• _Task details_
Filter the records below and copy every line containing the word "price".

(Entries from a dataset)
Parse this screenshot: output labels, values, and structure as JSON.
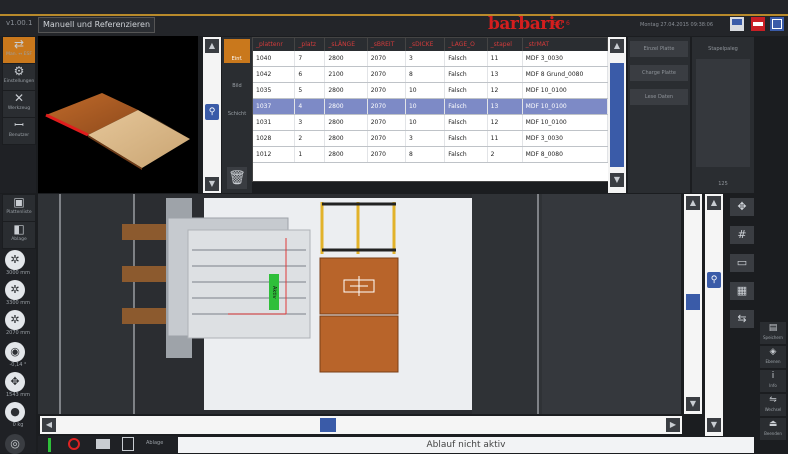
{
  "header": {
    "version": "v1.00.1",
    "mode_label": "Manuell und Referenzieren",
    "brand": "barbaric",
    "brand_sub": "ESF 6",
    "stamp": "Montag 27.04.2015 09:38:06"
  },
  "left_tools": [
    {
      "icon": "machine-icon",
      "label": "Man. ↔ ESF"
    },
    {
      "icon": "settings-icon",
      "label": "Einstellungen"
    },
    {
      "icon": "tools-icon",
      "label": "Werkzeug"
    },
    {
      "icon": "users-icon",
      "label": "Benutzer"
    }
  ],
  "left_view_buttons": [
    {
      "icon": "plate-view-icon",
      "label": "Plattenliste"
    },
    {
      "icon": "layout-icon",
      "label": "Ablage"
    }
  ],
  "axes": [
    {
      "icon": "fan-icon",
      "value": "3000 mm"
    },
    {
      "icon": "fan-icon",
      "value": "3300 mm"
    },
    {
      "icon": "fan-icon",
      "value": "2070 mm"
    },
    {
      "icon": "rotate-icon",
      "value": "-0,14 °"
    },
    {
      "icon": "move-icon",
      "value": "1543 mm"
    },
    {
      "icon": "weight-icon",
      "value": "0 kg"
    }
  ],
  "list_actions": [
    "Einf.",
    "Bild",
    "Schicht"
  ],
  "table": {
    "columns": [
      "_plattenr",
      "_platz",
      "_sLÄNGE",
      "_sBREIT",
      "_sDICKE",
      "_LAGE_O",
      "_stapel",
      "_strMAT"
    ],
    "rows": [
      [
        "1040",
        "7",
        "2800",
        "2070",
        "3",
        "Falsch",
        "11",
        "MDF 3_0030"
      ],
      [
        "1042",
        "6",
        "2100",
        "2070",
        "8",
        "Falsch",
        "13",
        "MDF 8 Grund_0080"
      ],
      [
        "1035",
        "5",
        "2800",
        "2070",
        "10",
        "Falsch",
        "12",
        "MDF 10_0100"
      ],
      [
        "1037",
        "4",
        "2800",
        "2070",
        "10",
        "Falsch",
        "13",
        "MDF 10_0100"
      ],
      [
        "1031",
        "3",
        "2800",
        "2070",
        "10",
        "Falsch",
        "12",
        "MDF 10_0100"
      ],
      [
        "1028",
        "2",
        "2800",
        "2070",
        "3",
        "Falsch",
        "11",
        "MDF 3_0030"
      ],
      [
        "1012",
        "1",
        "2800",
        "2070",
        "8",
        "Falsch",
        "2",
        "MDF 8_0080"
      ]
    ],
    "selected_index": 3
  },
  "right_actions": [
    "Einzel Platte",
    "Charge Platte",
    "Lese Daten"
  ],
  "palette_label": "Stapelpaleg",
  "palette_value": "125",
  "machine_label": "Aktiv",
  "right_side_tools": [
    {
      "icon": "disk-icon",
      "label": "Speichern"
    },
    {
      "icon": "layers-icon",
      "label": "Ebenen"
    },
    {
      "icon": "info-icon",
      "label": "Info"
    },
    {
      "icon": "exchange-icon",
      "label": "Wechsel"
    },
    {
      "icon": "exit-icon",
      "label": "Beenden"
    }
  ],
  "status_text": "Ablauf nicht aktiv",
  "bottom_label": "Ablage",
  "colors": {
    "accent_gold": "#b88a2b",
    "brand_red": "#d41e1e",
    "selection": "#7d8ac6",
    "active_green": "#2fbf3a",
    "wood": "#b8642a"
  }
}
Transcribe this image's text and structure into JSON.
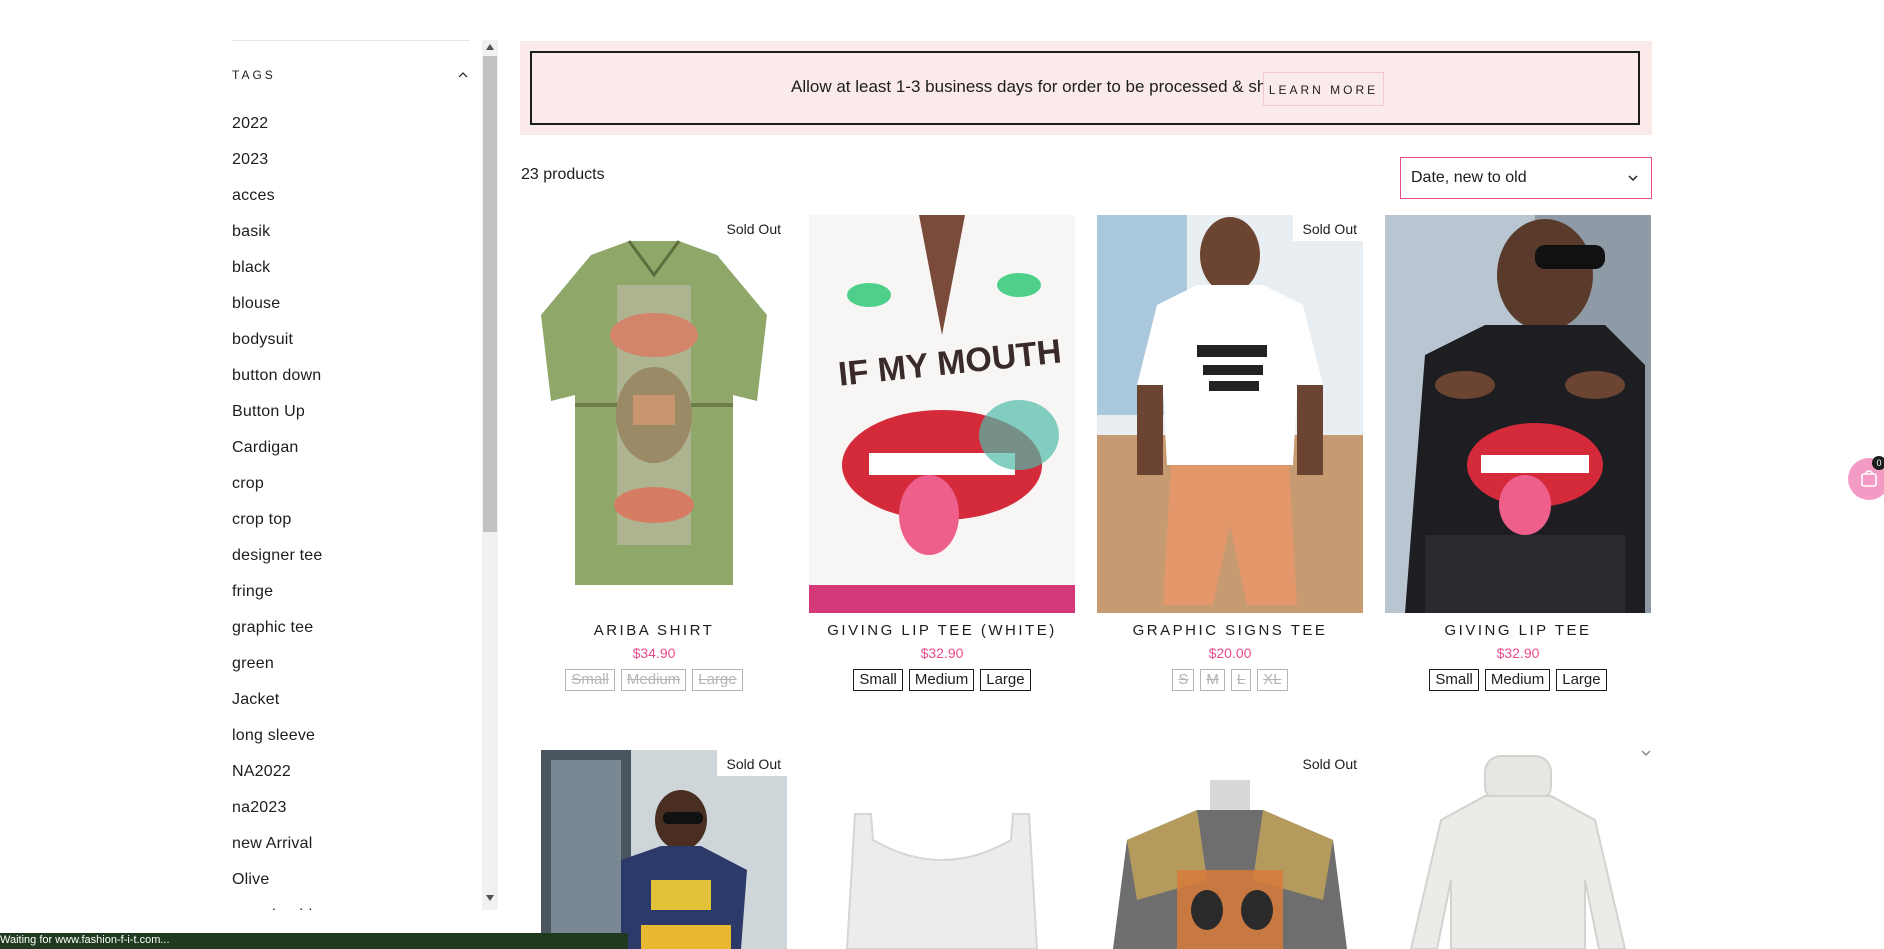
{
  "sidebar": {
    "tags_title": "TAGS",
    "tags": [
      "2022",
      "2023",
      "acces",
      "basik",
      "black",
      "blouse",
      "bodysuit",
      "button down",
      "Button Up",
      "Cardigan",
      "crop",
      "crop top",
      "designer tee",
      "fringe",
      "graphic tee",
      "green",
      "Jacket",
      "long sleeve",
      "NA2022",
      "na2023",
      "new Arrival",
      "Olive",
      "one shoulder"
    ]
  },
  "banner": {
    "text": "Allow at least 1-3 business days for order to be processed & shipped",
    "button_label": "LEARN MORE"
  },
  "toolbar": {
    "product_count": "23 products",
    "sort_value": "Date, new to old"
  },
  "products": [
    {
      "title": "ARIBA SHIRT",
      "price": "$34.90",
      "sold_out": "Sold Out",
      "sizes": [
        {
          "label": "Small",
          "available": false
        },
        {
          "label": "Medium",
          "available": false
        },
        {
          "label": "Large",
          "available": false
        }
      ]
    },
    {
      "title": "GIVING LIP TEE (WHITE)",
      "price": "$32.90",
      "sold_out": "",
      "sizes": [
        {
          "label": "Small",
          "available": true
        },
        {
          "label": "Medium",
          "available": true
        },
        {
          "label": "Large",
          "available": true
        }
      ]
    },
    {
      "title": "GRAPHIC SIGNS TEE",
      "price": "$20.00",
      "sold_out": "Sold Out",
      "sizes": [
        {
          "label": "S",
          "available": false
        },
        {
          "label": "M",
          "available": false
        },
        {
          "label": "L",
          "available": false
        },
        {
          "label": "XL",
          "available": false
        }
      ]
    },
    {
      "title": "GIVING LIP TEE",
      "price": "$32.90",
      "sold_out": "",
      "sizes": [
        {
          "label": "Small",
          "available": true
        },
        {
          "label": "Medium",
          "available": true
        },
        {
          "label": "Large",
          "available": true
        }
      ]
    },
    {
      "sold_out": "Sold Out"
    },
    {
      "sold_out": ""
    },
    {
      "sold_out": "Sold Out"
    },
    {
      "sold_out": ""
    }
  ],
  "cart": {
    "count": "0"
  },
  "status_bar": {
    "text": "Waiting for www.fashion-f-i-t.com..."
  },
  "colors": {
    "accent_pink": "#e94a8e",
    "banner_bg": "#fbeaea",
    "text": "#1c1d1d"
  },
  "icons": [
    "chevron-up-icon",
    "chevron-down-icon",
    "shopping-bag-icon"
  ]
}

• _Final answer_
      "price": "$34.90",
      "price": "$32.90",
      "price": "$20.00",
      "price": "$32.90",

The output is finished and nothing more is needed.